| To do |
Search the material for the word "Layer" and report each line where it turns up.

[Dataset items]

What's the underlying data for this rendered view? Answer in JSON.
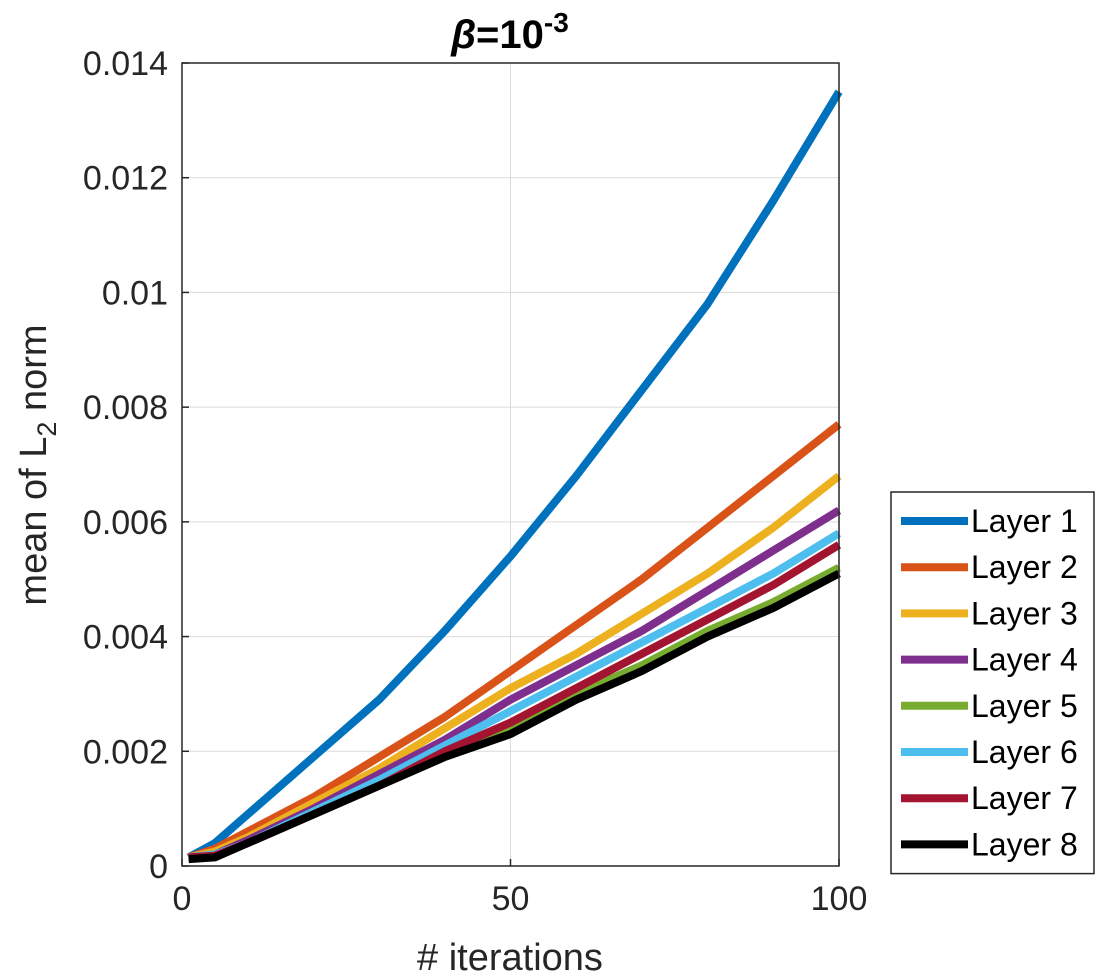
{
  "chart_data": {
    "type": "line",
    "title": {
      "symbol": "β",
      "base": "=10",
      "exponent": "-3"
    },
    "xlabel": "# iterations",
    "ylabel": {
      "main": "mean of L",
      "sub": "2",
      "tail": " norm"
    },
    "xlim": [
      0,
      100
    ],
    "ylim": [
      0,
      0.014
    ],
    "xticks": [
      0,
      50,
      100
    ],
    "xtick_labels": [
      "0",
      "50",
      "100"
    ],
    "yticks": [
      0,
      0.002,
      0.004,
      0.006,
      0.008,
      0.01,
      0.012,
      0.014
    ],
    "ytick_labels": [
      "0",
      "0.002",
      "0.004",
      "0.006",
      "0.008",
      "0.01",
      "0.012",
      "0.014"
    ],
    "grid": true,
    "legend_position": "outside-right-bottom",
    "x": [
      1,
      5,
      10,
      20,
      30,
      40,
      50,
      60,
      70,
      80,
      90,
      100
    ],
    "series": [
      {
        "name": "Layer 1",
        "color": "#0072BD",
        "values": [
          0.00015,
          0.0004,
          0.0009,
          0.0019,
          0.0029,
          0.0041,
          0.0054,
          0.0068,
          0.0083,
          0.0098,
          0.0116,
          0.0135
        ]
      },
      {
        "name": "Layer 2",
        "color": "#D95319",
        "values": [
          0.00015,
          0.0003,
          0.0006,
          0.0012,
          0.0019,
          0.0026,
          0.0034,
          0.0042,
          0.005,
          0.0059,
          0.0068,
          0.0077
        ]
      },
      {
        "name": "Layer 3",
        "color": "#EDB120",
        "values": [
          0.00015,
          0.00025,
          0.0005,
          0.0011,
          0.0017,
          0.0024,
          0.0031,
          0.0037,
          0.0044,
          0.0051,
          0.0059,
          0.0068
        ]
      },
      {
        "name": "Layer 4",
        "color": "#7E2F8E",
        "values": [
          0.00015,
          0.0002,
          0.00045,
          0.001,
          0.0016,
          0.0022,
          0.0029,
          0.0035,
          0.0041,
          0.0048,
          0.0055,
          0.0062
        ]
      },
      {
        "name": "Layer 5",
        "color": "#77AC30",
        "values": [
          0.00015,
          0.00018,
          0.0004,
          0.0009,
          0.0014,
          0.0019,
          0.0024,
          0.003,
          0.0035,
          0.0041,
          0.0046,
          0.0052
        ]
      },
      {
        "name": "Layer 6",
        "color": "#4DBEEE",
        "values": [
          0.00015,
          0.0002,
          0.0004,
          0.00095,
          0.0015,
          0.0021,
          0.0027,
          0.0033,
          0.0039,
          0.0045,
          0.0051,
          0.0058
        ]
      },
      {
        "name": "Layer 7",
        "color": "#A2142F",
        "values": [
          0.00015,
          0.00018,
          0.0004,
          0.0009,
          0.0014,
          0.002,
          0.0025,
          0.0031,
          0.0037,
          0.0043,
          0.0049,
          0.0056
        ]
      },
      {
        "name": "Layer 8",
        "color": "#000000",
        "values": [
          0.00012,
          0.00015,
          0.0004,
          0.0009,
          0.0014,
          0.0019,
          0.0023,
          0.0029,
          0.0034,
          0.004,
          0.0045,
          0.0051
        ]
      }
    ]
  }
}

* * *

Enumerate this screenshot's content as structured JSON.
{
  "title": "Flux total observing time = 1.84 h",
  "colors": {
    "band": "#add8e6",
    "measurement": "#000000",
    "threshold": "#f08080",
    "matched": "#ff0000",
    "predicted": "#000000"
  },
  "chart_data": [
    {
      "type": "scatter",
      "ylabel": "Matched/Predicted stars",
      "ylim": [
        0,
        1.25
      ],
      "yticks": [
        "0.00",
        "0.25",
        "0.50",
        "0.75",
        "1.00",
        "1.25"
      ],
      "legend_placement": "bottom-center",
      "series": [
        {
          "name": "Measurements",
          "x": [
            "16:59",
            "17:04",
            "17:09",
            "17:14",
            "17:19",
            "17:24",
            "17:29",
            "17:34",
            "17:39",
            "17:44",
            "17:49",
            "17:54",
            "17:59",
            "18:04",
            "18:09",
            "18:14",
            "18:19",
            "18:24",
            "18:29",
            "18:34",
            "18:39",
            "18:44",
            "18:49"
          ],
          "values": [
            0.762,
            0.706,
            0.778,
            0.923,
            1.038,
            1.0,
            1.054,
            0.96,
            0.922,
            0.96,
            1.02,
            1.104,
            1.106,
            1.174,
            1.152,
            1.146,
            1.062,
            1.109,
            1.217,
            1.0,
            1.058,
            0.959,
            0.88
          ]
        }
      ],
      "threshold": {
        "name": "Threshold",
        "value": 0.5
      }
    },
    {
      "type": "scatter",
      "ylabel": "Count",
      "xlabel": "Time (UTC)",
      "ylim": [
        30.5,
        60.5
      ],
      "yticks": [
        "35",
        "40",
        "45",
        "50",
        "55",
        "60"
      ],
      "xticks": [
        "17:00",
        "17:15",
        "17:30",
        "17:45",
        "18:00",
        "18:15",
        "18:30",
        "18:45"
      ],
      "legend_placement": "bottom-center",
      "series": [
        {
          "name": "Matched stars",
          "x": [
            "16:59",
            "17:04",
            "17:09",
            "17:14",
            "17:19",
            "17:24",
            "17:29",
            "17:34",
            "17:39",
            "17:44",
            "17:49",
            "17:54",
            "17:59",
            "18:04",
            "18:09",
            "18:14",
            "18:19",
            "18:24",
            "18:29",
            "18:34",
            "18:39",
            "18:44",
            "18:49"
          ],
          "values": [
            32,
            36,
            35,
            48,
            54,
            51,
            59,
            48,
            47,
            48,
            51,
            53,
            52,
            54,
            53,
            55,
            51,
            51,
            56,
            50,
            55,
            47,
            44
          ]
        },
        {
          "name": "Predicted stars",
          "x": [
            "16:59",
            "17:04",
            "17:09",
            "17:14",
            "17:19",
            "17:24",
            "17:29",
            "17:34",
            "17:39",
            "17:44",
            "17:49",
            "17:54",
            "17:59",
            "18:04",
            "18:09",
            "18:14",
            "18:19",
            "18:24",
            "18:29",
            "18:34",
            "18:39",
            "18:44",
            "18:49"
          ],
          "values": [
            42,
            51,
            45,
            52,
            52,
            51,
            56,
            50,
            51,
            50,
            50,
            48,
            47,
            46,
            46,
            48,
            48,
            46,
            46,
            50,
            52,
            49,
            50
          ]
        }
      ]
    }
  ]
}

| Output |
        "name": "Layer 1",
        "name": "Layer 2",
        "name": "Layer 3",
        "name": "Layer 4",
        "name": "Layer 5",
        "name": "Layer 6",
        "name": "Layer 7",
        "name": "Layer 8",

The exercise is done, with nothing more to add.